- [Problem to solve] Pull each line holding "game" out of the entries below.

##### Supplied records

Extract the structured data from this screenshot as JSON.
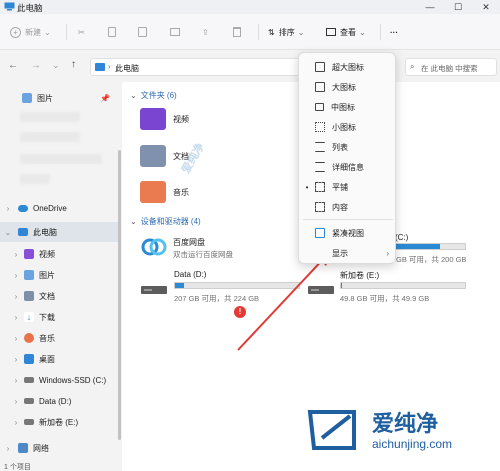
{
  "window": {
    "title": "此电脑"
  },
  "toolbar": {
    "new_label": "新建",
    "sort_label": "排序",
    "view_label": "查看",
    "more_label": "···"
  },
  "address": {
    "breadcrumb": "此电脑",
    "search_placeholder": "在 此电脑 中搜索"
  },
  "sidebar": {
    "items": [
      {
        "label": "图片"
      },
      {
        "label": "OneDrive"
      },
      {
        "label": "此电脑"
      },
      {
        "label": "视频"
      },
      {
        "label": "图片"
      },
      {
        "label": "文档"
      },
      {
        "label": "下载"
      },
      {
        "label": "音乐"
      },
      {
        "label": "桌面"
      },
      {
        "label": "Windows-SSD (C:)"
      },
      {
        "label": "Data (D:)"
      },
      {
        "label": "新加卷 (E:)"
      },
      {
        "label": "网络"
      }
    ]
  },
  "content": {
    "folders_header": "文件夹 (6)",
    "folders": [
      {
        "label": "视频"
      },
      {
        "label": "文档"
      },
      {
        "label": "音乐"
      }
    ],
    "devices_header": "设备和驱动器 (4)",
    "baidu": {
      "name": "百度网盘",
      "sub": "双击运行百度网盘"
    },
    "c_drive": {
      "name": "(C:)",
      "space": "GB 可用，共 200 GB",
      "used_fraction": 0.8
    },
    "d_drive": {
      "name": "Data (D:)",
      "space": "207 GB 可用，共 224 GB",
      "used_fraction": 0.075
    },
    "e_drive": {
      "name": "新加卷 (E:)",
      "space": "49.8 GB 可用，共 49.9 GB",
      "used_fraction": 0.01
    },
    "badge": "!"
  },
  "view_menu": {
    "items": [
      {
        "label": "超大图标"
      },
      {
        "label": "大图标"
      },
      {
        "label": "中图标"
      },
      {
        "label": "小图标"
      },
      {
        "label": "列表"
      },
      {
        "label": "详细信息"
      },
      {
        "label": "平铺"
      },
      {
        "label": "内容"
      },
      {
        "label": "紧凑视图"
      },
      {
        "label": "显示"
      }
    ]
  },
  "watermark": {
    "brand": "爱纯净",
    "site": "aichunjing.com"
  },
  "status": {
    "text": "1 个项目"
  },
  "colors": {
    "accent": "#2a8ad4",
    "arrow": "#e03a36",
    "brand": "#1f5fa0"
  }
}
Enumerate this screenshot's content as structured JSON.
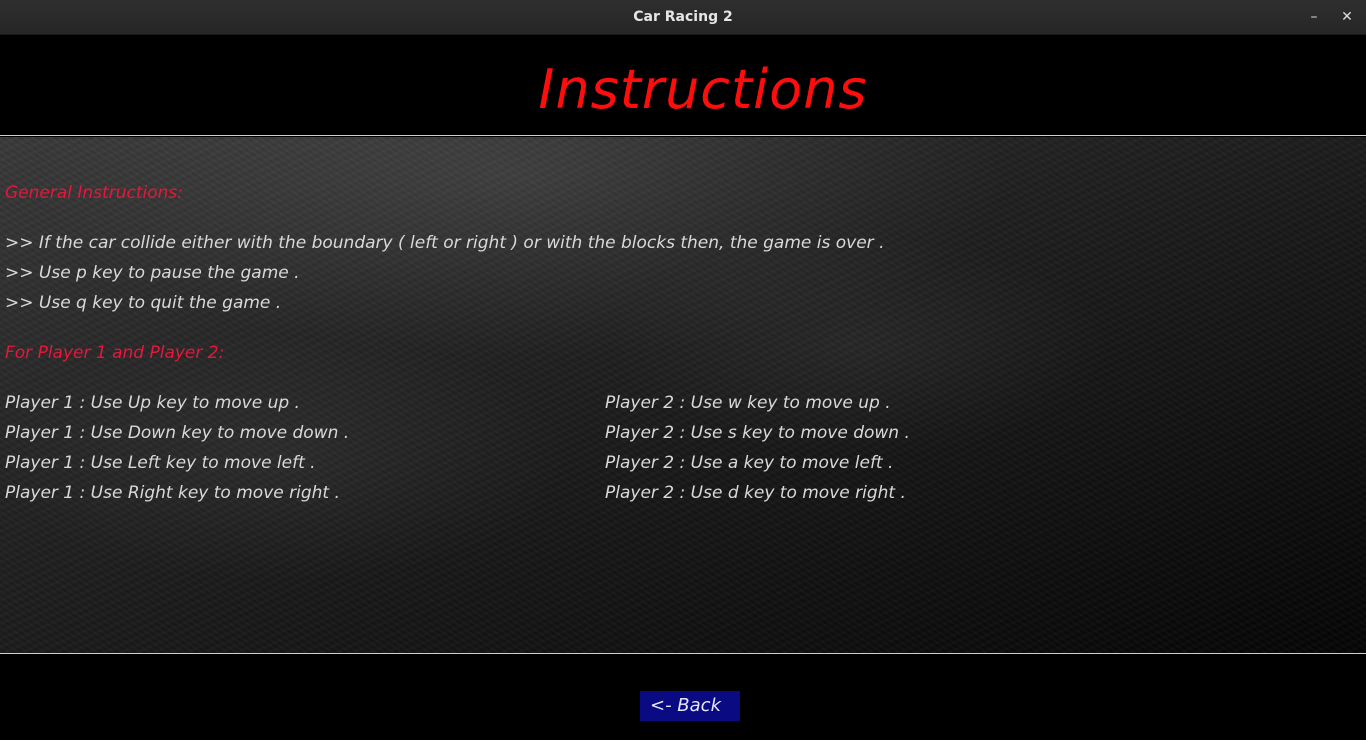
{
  "window": {
    "title": "Car Racing 2",
    "minimize_glyph": "–",
    "close_glyph": "✕"
  },
  "header": {
    "title": "Instructions"
  },
  "general": {
    "heading": "General Instructions:",
    "lines": [
      ">> If the car collide either with the boundary ( left or right ) or with the blocks then, the game is over .",
      ">> Use p key to pause the game .",
      ">> Use q key to quit the game ."
    ]
  },
  "players": {
    "heading": "For Player 1 and Player 2:",
    "player1": [
      "Player 1 : Use Up key to move up .",
      "Player 1 : Use Down key to move down .",
      "Player 1 : Use Left key to move left .",
      "Player 1 : Use Right key to move right ."
    ],
    "player2": [
      "Player 2 : Use w key to move up .",
      "Player 2 : Use s key to move down .",
      "Player 2 : Use a key to move left .",
      "Player 2 : Use d key to move right ."
    ]
  },
  "footer": {
    "back_label": "<- Back"
  },
  "colors": {
    "heading_red": "#ff0d0d",
    "section_red": "#e8163a",
    "body_text": "#d9d9d9",
    "back_button_bg": "#0a0a82"
  }
}
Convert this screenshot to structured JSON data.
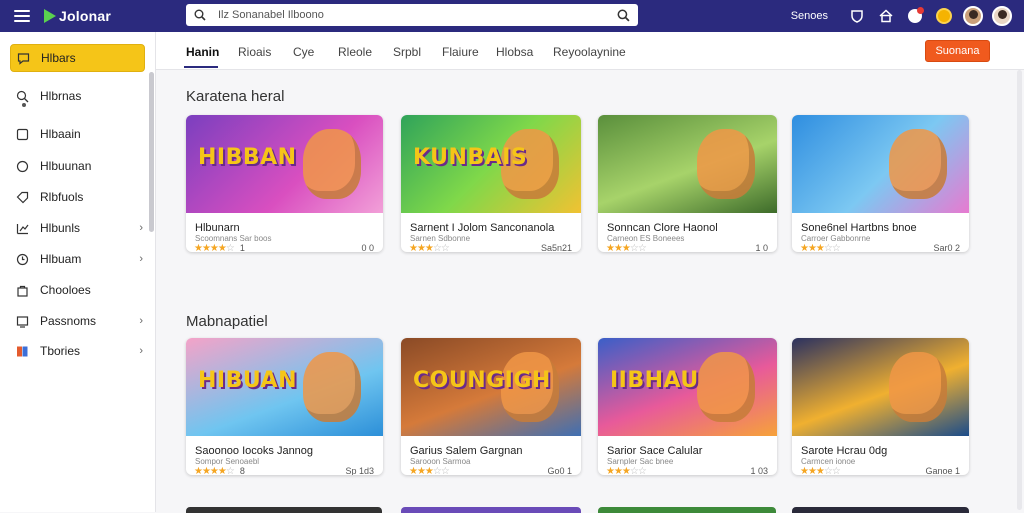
{
  "header": {
    "logo_text": "Jolonar",
    "search_placeholder": "Ilz Sonanabel Ilboono",
    "top_link": "Senoes",
    "brand_color": "#2b2a7e"
  },
  "sidebar": {
    "items": [
      {
        "label": "Hlbars",
        "icon": "chat-bubble-icon",
        "active": true
      },
      {
        "label": "Hlbrnas",
        "icon": "search-icon"
      },
      {
        "label": "Hlbaain",
        "icon": "square-icon"
      },
      {
        "label": "Hlbuunan",
        "icon": "circle-icon"
      },
      {
        "label": "Rlbfuols",
        "icon": "tag-icon"
      },
      {
        "label": "Hlbunls",
        "icon": "chart-icon",
        "chevron": "›"
      },
      {
        "label": "Hlbuam",
        "icon": "clock-icon",
        "chevron": "›"
      },
      {
        "label": "Chooloes",
        "icon": "bag-icon"
      },
      {
        "label": "Passnoms",
        "icon": "monitor-icon",
        "chevron": "›"
      },
      {
        "label": "Tbories",
        "icon": "book-icon",
        "chevron": "›"
      }
    ]
  },
  "tabs": [
    {
      "label": "Hanin",
      "active": true
    },
    {
      "label": "Rioais"
    },
    {
      "label": "Cye"
    },
    {
      "label": "Rleole"
    },
    {
      "label": "Srpbl"
    },
    {
      "label": "Flaiure"
    },
    {
      "label": "Hlobsa"
    },
    {
      "label": "Reyoolaynine"
    }
  ],
  "cta_label": "Suonana",
  "sections": [
    {
      "title": "Karatena heral",
      "cards": [
        {
          "art_text": "HIBBAN",
          "title": "Hlbunarn",
          "subtitle": "Scoomnans Sar boos",
          "rating": 4,
          "rating_text": "1",
          "meta": "0 0"
        },
        {
          "art_text": "KUNBAIS",
          "title": "Sarnent I Jolom Sanconanola",
          "subtitle": "Sarnen Sdbonne",
          "rating": 3,
          "rating_text": "",
          "meta": "Sa5n21"
        },
        {
          "art_text": "",
          "title": "Sonncan Clore Haonol",
          "subtitle": "Carneon ES Boneees",
          "rating": 3,
          "rating_text": "",
          "meta": "1 0"
        },
        {
          "art_text": "",
          "title": "Sone6nel Hartbns bnoe",
          "subtitle": "Carroer Gabbonrne",
          "rating": 3,
          "rating_text": "",
          "meta": "Sar0 2"
        }
      ]
    },
    {
      "title": "Mabnapatiel",
      "cards": [
        {
          "art_text": "HIBUAN",
          "title": "Saoonoo Iocoks Jannog",
          "subtitle": "Sompor Senoaebl",
          "rating": 4,
          "rating_text": "8",
          "meta": "Sp 1d3"
        },
        {
          "art_text": "COUNGIGH",
          "title": "Garius Salem Gargnan",
          "subtitle": "Sarooon Sarmoa",
          "rating": 3,
          "rating_text": "",
          "meta": "Go0 1"
        },
        {
          "art_text": "IIBHAU",
          "title": "Sarior Sace Calular",
          "subtitle": "Sarnpler Sac bnee",
          "rating": 3,
          "rating_text": "",
          "meta": "1 03"
        },
        {
          "art_text": "",
          "title": "Sarote Hcrau 0dg",
          "subtitle": "Carmcen ionoe",
          "rating": 3,
          "rating_text": "",
          "meta": "Ganoe 1"
        }
      ]
    }
  ]
}
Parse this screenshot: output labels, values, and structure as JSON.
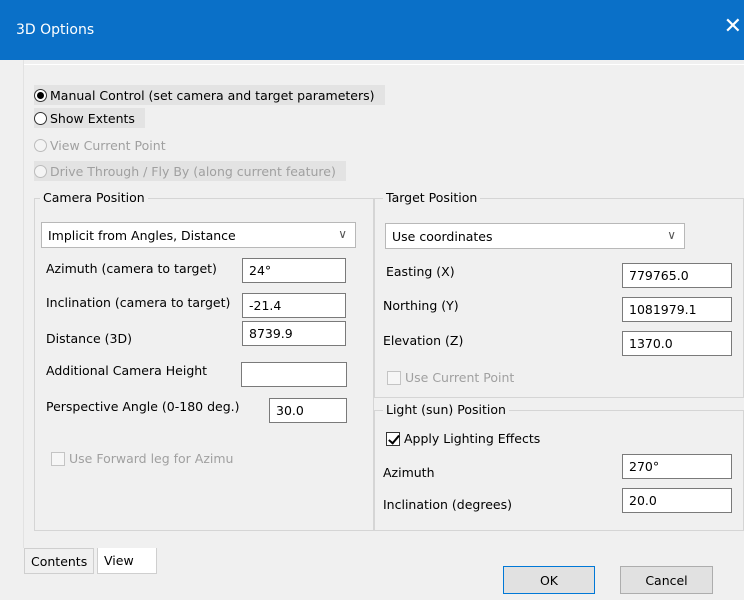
{
  "window": {
    "title": "3D Options",
    "close_glyph": "✕"
  },
  "mode": {
    "options": [
      {
        "label": "Manual Control (set camera and target parameters)",
        "checked": true,
        "disabled": false
      },
      {
        "label": "Show Extents",
        "checked": false,
        "disabled": false
      },
      {
        "label": "View Current Point",
        "checked": false,
        "disabled": true
      },
      {
        "label": "Drive Through / Fly By (along current feature)",
        "checked": false,
        "disabled": true
      }
    ]
  },
  "camera": {
    "group_label": "Camera Position",
    "method": {
      "selected": "Implicit from Angles, Distance"
    },
    "azimuth": {
      "label": "Azimuth (camera to target)",
      "value": "24°"
    },
    "inclination": {
      "label": "Inclination (camera to target)",
      "value": "-21.4"
    },
    "distance": {
      "label": "Distance (3D)",
      "value": "8739.9"
    },
    "additional_height": {
      "label": "Additional Camera Height",
      "value": ""
    },
    "perspective": {
      "label": "Perspective Angle (0-180 deg.)",
      "value": "30.0"
    },
    "forward_leg": {
      "label": "Use Forward leg for Azimu",
      "checked": false,
      "disabled": true
    }
  },
  "target": {
    "group_label": "Target Position",
    "method": {
      "selected": "Use coordinates"
    },
    "easting": {
      "label": "Easting (X)",
      "value": "779765.0"
    },
    "northing": {
      "label": "Northing (Y)",
      "value": "1081979.1"
    },
    "elevation": {
      "label": "Elevation (Z)",
      "value": "1370.0"
    },
    "use_current_point": {
      "label": "Use Current Point",
      "checked": false,
      "disabled": true
    }
  },
  "light": {
    "group_label": "Light (sun) Position",
    "apply": {
      "label": "Apply Lighting Effects",
      "checked": true
    },
    "azimuth": {
      "label": "Azimuth",
      "value": "270°"
    },
    "inclination": {
      "label": "Inclination (degrees)",
      "value": "20.0"
    }
  },
  "tabs": [
    {
      "label": "Contents",
      "active": false
    },
    {
      "label": "View",
      "active": true
    }
  ],
  "buttons": {
    "ok": "OK",
    "cancel": "Cancel"
  },
  "icons": {
    "dropdown": "chevron-down-icon",
    "close": "close-icon"
  },
  "colors": {
    "titlebar": "#0a70c8",
    "default_button_border": "#0078d7"
  }
}
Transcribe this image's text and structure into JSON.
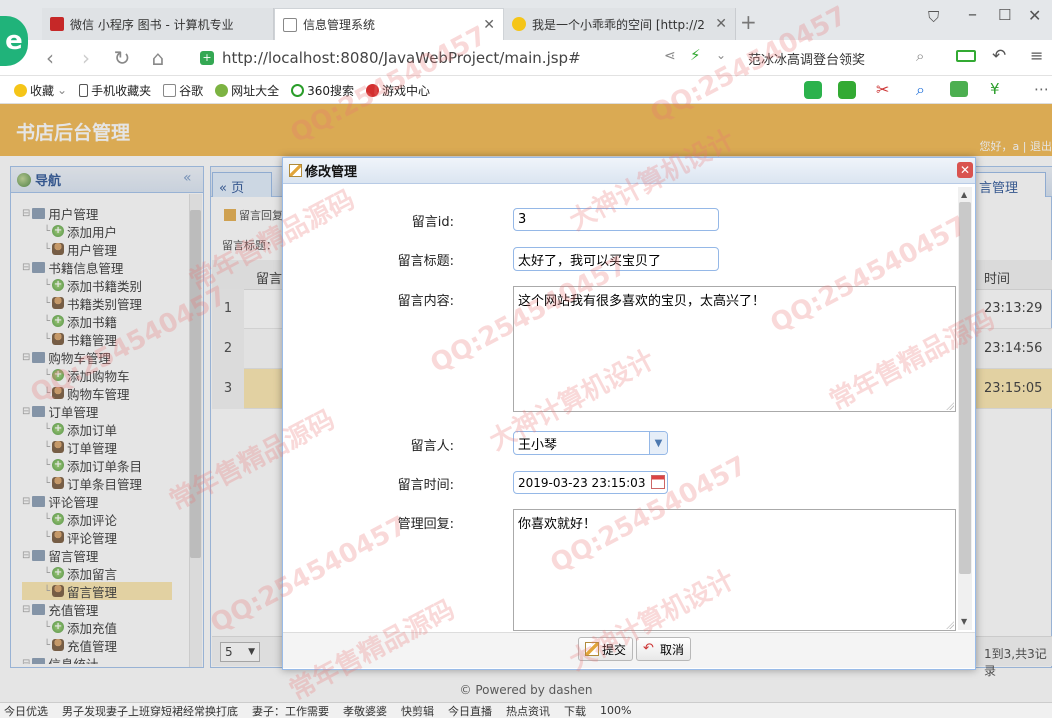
{
  "browser": {
    "tabs": [
      {
        "title": "微信 小程序 图书 - 计算机专业"
      },
      {
        "title": "信息管理系统"
      },
      {
        "title": "我是一个小乖乖的空间 [http://2"
      }
    ],
    "url": "http://localhost:8080/JavaWebProject/main.jsp#",
    "search_text": "范冰冰高调登台领奖",
    "bookmarks": [
      "收藏",
      "手机收藏夹",
      "谷歌",
      "网址大全",
      "360搜索",
      "游戏中心"
    ]
  },
  "app": {
    "title": "书店后台管理",
    "user_info": "您好，a | 退出",
    "footer": "© Powered by dashen"
  },
  "nav": {
    "title": "导航",
    "collapse_glyph": "«",
    "items": [
      {
        "label": "用户管理",
        "type": "folder"
      },
      {
        "label": "添加用户",
        "type": "add"
      },
      {
        "label": "用户管理",
        "type": "user"
      },
      {
        "label": "书籍信息管理",
        "type": "folder"
      },
      {
        "label": "添加书籍类别",
        "type": "add"
      },
      {
        "label": "书籍类别管理",
        "type": "user"
      },
      {
        "label": "添加书籍",
        "type": "add"
      },
      {
        "label": "书籍管理",
        "type": "user"
      },
      {
        "label": "购物车管理",
        "type": "folder"
      },
      {
        "label": "添加购物车",
        "type": "add"
      },
      {
        "label": "购物车管理",
        "type": "user"
      },
      {
        "label": "订单管理",
        "type": "folder"
      },
      {
        "label": "添加订单",
        "type": "add"
      },
      {
        "label": "订单管理",
        "type": "user"
      },
      {
        "label": "添加订单条目",
        "type": "add"
      },
      {
        "label": "订单条目管理",
        "type": "user"
      },
      {
        "label": "评论管理",
        "type": "folder"
      },
      {
        "label": "添加评论",
        "type": "add"
      },
      {
        "label": "评论管理",
        "type": "user"
      },
      {
        "label": "留言管理",
        "type": "folder"
      },
      {
        "label": "添加留言",
        "type": "add"
      },
      {
        "label": "留言管理",
        "type": "user",
        "selected": true
      },
      {
        "label": "充值管理",
        "type": "folder"
      },
      {
        "label": "添加充值",
        "type": "add"
      },
      {
        "label": "充值管理",
        "type": "user"
      },
      {
        "label": "信息统计",
        "type": "folder"
      }
    ]
  },
  "main": {
    "tab_prev": "« 页",
    "tab_right": "言管理",
    "grid_toolbar_label": "留言回复",
    "grid_search_label": "留言标题：",
    "col_header_left": "留言",
    "col_header_time": "时间",
    "rows": [
      {
        "num": "1",
        "time": "23:13:29"
      },
      {
        "num": "2",
        "time": "23:14:56"
      },
      {
        "num": "3",
        "time": "23:15:05"
      }
    ],
    "pager": {
      "page_size": "5",
      "info": "1到3,共3记录"
    }
  },
  "dialog": {
    "title": "修改管理",
    "fields": {
      "id": {
        "label": "留言id:",
        "value": "3"
      },
      "title": {
        "label": "留言标题:",
        "value": "太好了，我可以买宝贝了"
      },
      "content": {
        "label": "留言内容:",
        "value": "这个网站我有很多喜欢的宝贝，太高兴了！"
      },
      "author": {
        "label": "留言人:",
        "value": "王小琴"
      },
      "time": {
        "label": "留言时间:",
        "value": "2019-03-23 23:15:03"
      },
      "reply": {
        "label": "管理回复:",
        "value": "你喜欢就好！"
      }
    },
    "buttons": {
      "submit": "提交",
      "cancel": "取消"
    }
  },
  "statusbar": {
    "items": [
      "今日优选",
      "男子发现妻子上班穿短裙经常换打底",
      "妻子：工作需要",
      "孝敬婆婆",
      "快剪辑",
      "今日直播",
      "热点资讯",
      "下载",
      "100%"
    ]
  },
  "watermarks": [
    "QQ:254540457",
    "大神计算机设计",
    "常年售精品源码"
  ],
  "colors": {
    "header": "#f1b13d",
    "border": "#99bbe8",
    "selection": "#fbe5a6"
  }
}
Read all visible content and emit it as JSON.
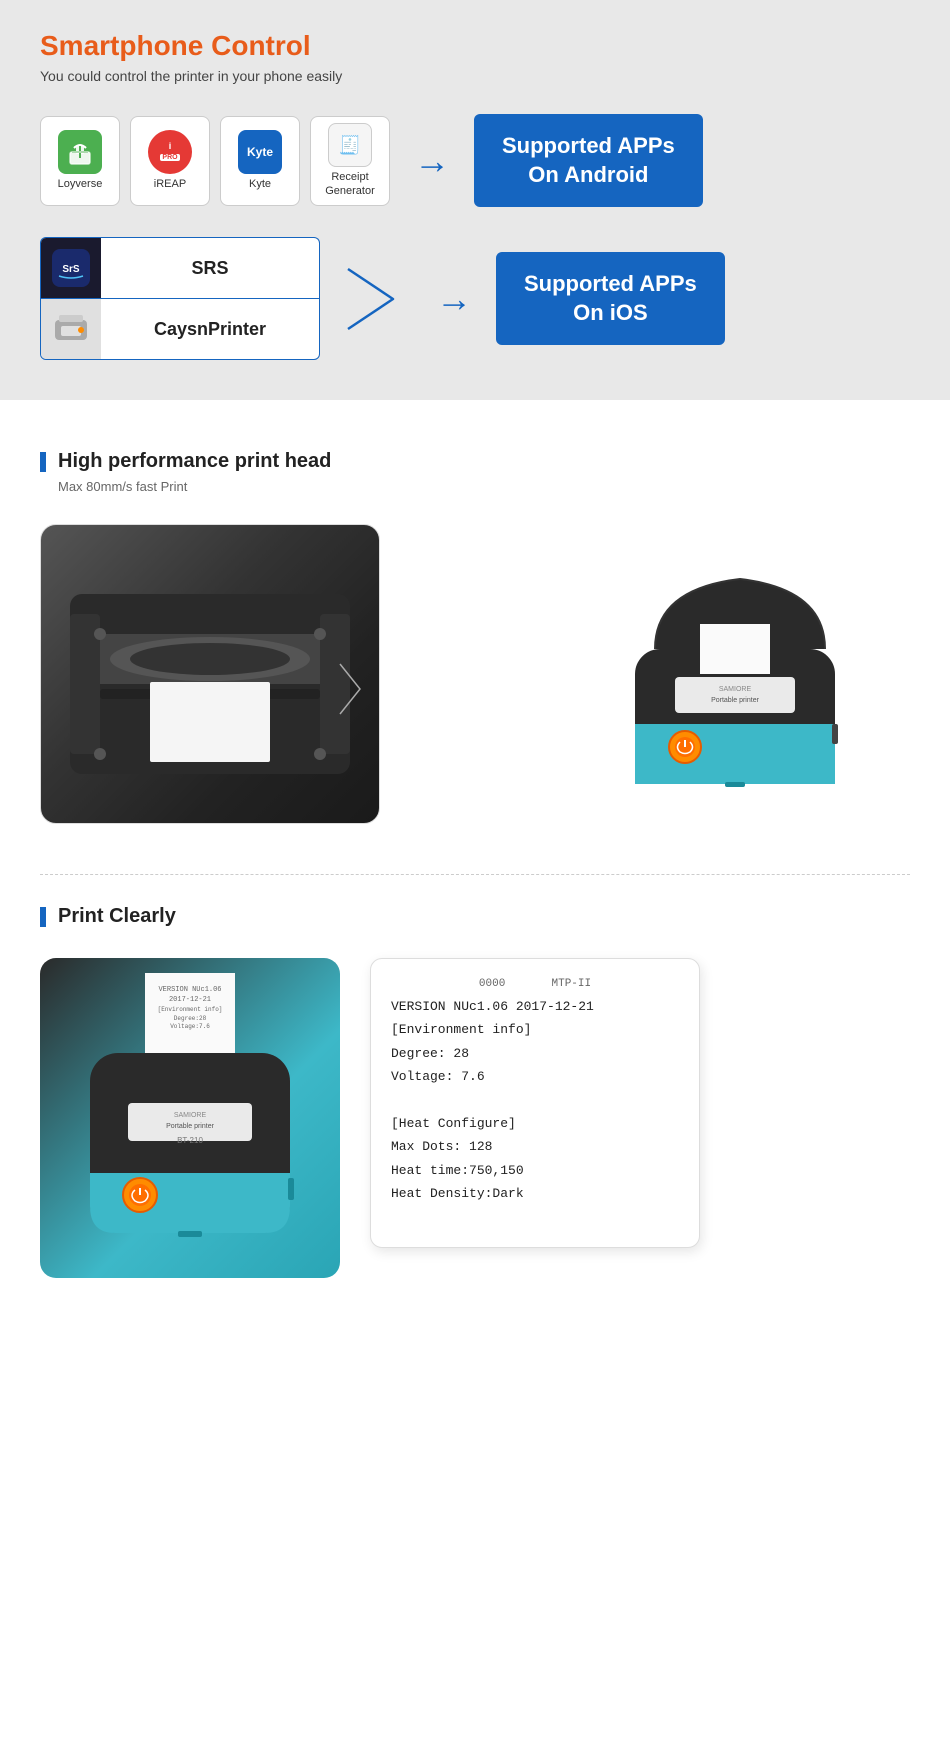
{
  "smartphone_section": {
    "title": "Smartphone Control",
    "subtitle": "You could control the printer in your phone easily",
    "android_apps": [
      {
        "name": "Loyverse",
        "icon_type": "loyverse"
      },
      {
        "name": "iREAP",
        "icon_type": "ireap"
      },
      {
        "name": "Kyte",
        "icon_type": "kyte"
      },
      {
        "name": "Receipt\nGenerator",
        "icon_type": "receipt"
      }
    ],
    "supported_android_label": "Supported APPs\nOn Android",
    "ios_apps": [
      {
        "name": "SRS",
        "icon_type": "srs"
      },
      {
        "name": "CaysnPrinter",
        "icon_type": "printer"
      }
    ],
    "supported_ios_label": "Supported APPs\nOn iOS"
  },
  "print_head_section": {
    "title": "High performance print head",
    "subtitle": "Max 80mm/s fast Print"
  },
  "print_clearly_section": {
    "title": "Print Clearly",
    "receipt_lines": [
      "VERSION NUc1.06 2017-12-21",
      "[Environment info]",
      "Degree: 28",
      "Voltage: 7.6",
      "",
      "[Heat Configure]",
      "Max Dots: 128",
      "Heat time:750,150",
      "Heat Density:Dark"
    ]
  }
}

##########

- [The response]
      ">> If the car collide either with the boundary ( left or right ) or with the blocks then, the game is over .",
      ">> Use p key to pause the game .",
      ">> Use q key to quit the game ."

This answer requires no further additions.